* _Exercise_
The records should be written out in full, with nothing altered.

* _Extracted entries_
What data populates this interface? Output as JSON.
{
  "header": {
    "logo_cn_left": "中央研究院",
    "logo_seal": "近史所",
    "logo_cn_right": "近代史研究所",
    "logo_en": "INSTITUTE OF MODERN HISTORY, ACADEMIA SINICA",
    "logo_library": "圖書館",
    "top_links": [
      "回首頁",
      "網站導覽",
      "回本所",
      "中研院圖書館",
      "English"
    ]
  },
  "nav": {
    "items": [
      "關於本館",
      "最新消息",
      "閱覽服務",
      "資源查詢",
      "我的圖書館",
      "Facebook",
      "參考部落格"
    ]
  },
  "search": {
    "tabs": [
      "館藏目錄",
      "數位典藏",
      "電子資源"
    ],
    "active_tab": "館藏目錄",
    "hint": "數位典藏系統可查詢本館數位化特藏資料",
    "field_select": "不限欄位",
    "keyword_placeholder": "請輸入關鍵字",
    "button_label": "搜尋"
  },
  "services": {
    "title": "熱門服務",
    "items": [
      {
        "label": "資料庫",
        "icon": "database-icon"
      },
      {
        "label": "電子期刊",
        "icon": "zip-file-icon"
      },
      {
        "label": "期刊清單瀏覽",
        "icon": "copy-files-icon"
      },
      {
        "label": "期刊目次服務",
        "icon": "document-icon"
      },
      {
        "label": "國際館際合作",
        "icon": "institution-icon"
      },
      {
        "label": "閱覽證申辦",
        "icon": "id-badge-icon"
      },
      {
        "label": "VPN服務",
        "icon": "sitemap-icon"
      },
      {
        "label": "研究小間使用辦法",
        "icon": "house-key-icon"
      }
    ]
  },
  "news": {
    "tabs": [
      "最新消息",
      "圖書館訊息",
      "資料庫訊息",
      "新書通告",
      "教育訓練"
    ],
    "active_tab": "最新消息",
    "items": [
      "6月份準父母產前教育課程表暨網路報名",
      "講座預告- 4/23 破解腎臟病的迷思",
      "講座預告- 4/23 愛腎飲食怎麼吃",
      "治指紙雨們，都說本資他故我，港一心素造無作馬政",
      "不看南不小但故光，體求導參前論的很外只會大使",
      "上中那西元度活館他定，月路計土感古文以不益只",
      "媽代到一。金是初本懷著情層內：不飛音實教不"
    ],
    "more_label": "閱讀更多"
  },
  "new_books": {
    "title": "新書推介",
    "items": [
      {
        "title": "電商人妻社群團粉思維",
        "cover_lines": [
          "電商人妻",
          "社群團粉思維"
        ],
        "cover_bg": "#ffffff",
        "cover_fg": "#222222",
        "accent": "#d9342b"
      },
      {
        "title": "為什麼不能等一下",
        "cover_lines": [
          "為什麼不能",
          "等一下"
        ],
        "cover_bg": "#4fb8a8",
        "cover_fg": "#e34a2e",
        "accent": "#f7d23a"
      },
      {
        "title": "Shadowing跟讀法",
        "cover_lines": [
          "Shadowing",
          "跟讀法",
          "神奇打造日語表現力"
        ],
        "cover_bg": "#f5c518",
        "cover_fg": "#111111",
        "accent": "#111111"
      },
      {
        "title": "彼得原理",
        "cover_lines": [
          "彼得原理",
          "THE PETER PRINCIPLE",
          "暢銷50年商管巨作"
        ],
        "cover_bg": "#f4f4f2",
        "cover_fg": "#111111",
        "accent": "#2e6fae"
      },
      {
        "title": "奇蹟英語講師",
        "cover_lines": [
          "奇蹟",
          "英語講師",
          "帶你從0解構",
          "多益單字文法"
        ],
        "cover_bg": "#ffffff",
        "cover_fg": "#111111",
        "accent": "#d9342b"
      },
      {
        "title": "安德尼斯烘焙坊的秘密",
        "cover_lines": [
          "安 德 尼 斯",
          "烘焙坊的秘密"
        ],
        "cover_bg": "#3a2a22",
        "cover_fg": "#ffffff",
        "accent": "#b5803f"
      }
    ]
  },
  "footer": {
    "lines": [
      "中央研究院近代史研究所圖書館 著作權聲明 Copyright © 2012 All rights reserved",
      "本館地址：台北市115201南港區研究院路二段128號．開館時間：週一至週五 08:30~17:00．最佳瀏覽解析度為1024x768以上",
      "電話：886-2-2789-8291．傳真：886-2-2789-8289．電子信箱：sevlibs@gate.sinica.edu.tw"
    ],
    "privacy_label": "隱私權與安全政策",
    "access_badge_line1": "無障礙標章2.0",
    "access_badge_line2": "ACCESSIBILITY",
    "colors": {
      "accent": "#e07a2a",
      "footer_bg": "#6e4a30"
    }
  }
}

* _Solution for this exercise_
What data populates this interface? Output as JSON.
{
  "header": {
    "logo_cn_left": "中央研究院",
    "logo_seal": "近史所",
    "logo_cn_right": "近代史研究所",
    "logo_en": "INSTITUTE OF MODERN HISTORY, ACADEMIA SINICA",
    "logo_library": "圖書館",
    "top_links": [
      "回首頁",
      "網站導覽",
      "回本所",
      "中研院圖書館",
      "English"
    ]
  },
  "nav": {
    "items": [
      "關於本館",
      "最新消息",
      "閱覽服務",
      "資源查詢",
      "我的圖書館",
      "Facebook",
      "參考部落格"
    ]
  },
  "search": {
    "tabs": [
      "館藏目錄",
      "數位典藏",
      "電子資源"
    ],
    "active_tab": "館藏目錄",
    "hint": "數位典藏系統可查詢本館數位化特藏資料",
    "field_select": "不限欄位",
    "keyword_placeholder": "請輸入關鍵字",
    "button_label": "搜尋"
  },
  "services": {
    "title": "熱門服務",
    "items": [
      {
        "label": "資料庫",
        "icon": "database-icon"
      },
      {
        "label": "電子期刊",
        "icon": "zip-file-icon"
      },
      {
        "label": "期刊清單瀏覽",
        "icon": "copy-files-icon"
      },
      {
        "label": "期刊目次服務",
        "icon": "document-icon"
      },
      {
        "label": "國際館際合作",
        "icon": "institution-icon"
      },
      {
        "label": "閱覽證申辦",
        "icon": "id-badge-icon"
      },
      {
        "label": "VPN服務",
        "icon": "sitemap-icon"
      },
      {
        "label": "研究小間使用辦法",
        "icon": "house-key-icon"
      }
    ]
  },
  "news": {
    "tabs": [
      "最新消息",
      "圖書館訊息",
      "資料庫訊息",
      "新書通告",
      "教育訓練"
    ],
    "active_tab": "最新消息",
    "items": [
      "6月份準父母產前教育課程表暨網路報名",
      "講座預告- 4/23 破解腎臟病的迷思",
      "講座預告- 4/23 愛腎飲食怎麼吃",
      "治指紙雨們，都說本資他故我，港一心素造無作馬政",
      "不看南不小但故光，體求導參前論的很外只會大使",
      "上中那西元度活館他定，月路計土感古文以不益只",
      "媽代到一。金是初本懷著情層內：不飛音實教不"
    ],
    "more_label": "閱讀更多"
  },
  "new_books": {
    "title": "新書推介",
    "items": [
      {
        "title": "電商人妻社群團粉思維",
        "cover_lines": [
          "電商人妻",
          "社群團粉思維"
        ],
        "cover_bg": "#ffffff",
        "cover_fg": "#222222",
        "accent": "#d9342b"
      },
      {
        "title": "為什麼不能等一下",
        "cover_lines": [
          "為什麼不能",
          "等一下"
        ],
        "cover_bg": "#4fb8a8",
        "cover_fg": "#e34a2e",
        "accent": "#f7d23a"
      },
      {
        "title": "Shadowing跟讀法",
        "cover_lines": [
          "Shadowing",
          "跟讀法",
          "神奇打造日語表現力"
        ],
        "cover_bg": "#f5c518",
        "cover_fg": "#111111",
        "accent": "#111111"
      },
      {
        "title": "彼得原理",
        "cover_lines": [
          "彼得原理",
          "THE PETER PRINCIPLE",
          "暢銷50年商管巨作"
        ],
        "cover_bg": "#f4f4f2",
        "cover_fg": "#111111",
        "accent": "#2e6fae"
      },
      {
        "title": "奇蹟英語講師",
        "cover_lines": [
          "奇蹟",
          "英語講師",
          "帶你從0解構",
          "多益單字文法"
        ],
        "cover_bg": "#ffffff",
        "cover_fg": "#111111",
        "accent": "#d9342b"
      },
      {
        "title": "安德尼斯烘焙坊的秘密",
        "cover_lines": [
          "安 德 尼 斯",
          "烘焙坊的秘密"
        ],
        "cover_bg": "#3a2a22",
        "cover_fg": "#ffffff",
        "accent": "#b5803f"
      }
    ]
  },
  "footer": {
    "lines": [
      "中央研究院近代史研究所圖書館 著作權聲明 Copyright © 2012 All rights reserved",
      "本館地址：台北市115201南港區研究院路二段128號．開館時間：週一至週五 08:30~17:00．最佳瀏覽解析度為1024x768以上",
      "電話：886-2-2789-8291．傳真：886-2-2789-8289．電子信箱：sevlibs@gate.sinica.edu.tw"
    ],
    "privacy_label": "隱私權與安全政策",
    "access_badge_line1": "無障礙標章2.0",
    "access_badge_line2": "ACCESSIBILITY",
    "colors": {
      "accent": "#e07a2a",
      "footer_bg": "#6e4a30"
    }
  }
}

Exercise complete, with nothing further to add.